» DATA PROVIDED
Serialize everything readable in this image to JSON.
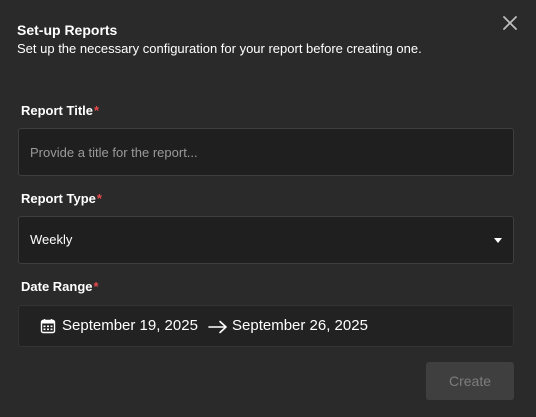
{
  "dialog": {
    "title": "Set-up Reports",
    "subtitle": "Set up the necessary configuration for your report before creating one."
  },
  "fields": {
    "report_title": {
      "label": "Report Title",
      "required_marker": "*",
      "value": "",
      "placeholder": "Provide a title for the report..."
    },
    "report_type": {
      "label": "Report Type",
      "required_marker": "*",
      "selected": "Weekly"
    },
    "date_range": {
      "label": "Date Range",
      "required_marker": "*",
      "start": "September 19, 2025",
      "end": "September 26, 2025"
    }
  },
  "actions": {
    "create_label": "Create"
  },
  "icons": {
    "close": "close-icon",
    "caret": "chevron-down-icon",
    "calendar": "calendar-icon",
    "arrow": "arrow-right-icon"
  },
  "colors": {
    "background": "#2a2a2a",
    "field_background": "#1f1f1f",
    "required": "#e5484d",
    "button_disabled_bg": "#3f3f3f",
    "button_disabled_text": "#7d7d7d"
  }
}
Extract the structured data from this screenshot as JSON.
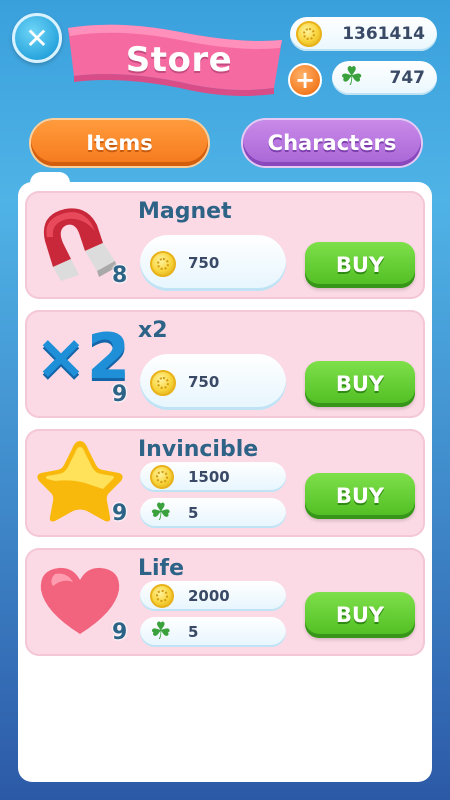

» TASK DETAILS
Drop the pictures and reproduce the rest of the entries above exactly.

» COMPLETE RESPONSE
Serialize everything readable in this image to JSON.
{
  "dialog": {
    "title": "Set-up Reports",
    "subtitle": "Set up the necessary configuration for your report before creating one."
  },
  "fields": {
    "report_title": {
      "label": "Report Title",
      "required_marker": "*",
      "value": "",
      "placeholder": "Provide a title for the report..."
    },
    "report_type": {
      "label": "Report Type",
      "required_marker": "*",
      "selected": "Weekly"
    },
    "date_range": {
      "label": "Date Range",
      "required_marker": "*",
      "start": "September 19, 2025",
      "end": "September 26, 2025"
    }
  },
  "actions": {
    "create_label": "Create"
  },
  "icons": {
    "close": "close-icon",
    "caret": "chevron-down-icon",
    "calendar": "calendar-icon",
    "arrow": "arrow-right-icon"
  },
  "colors": {
    "background": "#2a2a2a",
    "field_background": "#1f1f1f",
    "required": "#e5484d",
    "button_disabled_bg": "#3f3f3f",
    "button_disabled_text": "#7d7d7d"
  }
}
Extract the structured data from this screenshot as JSON.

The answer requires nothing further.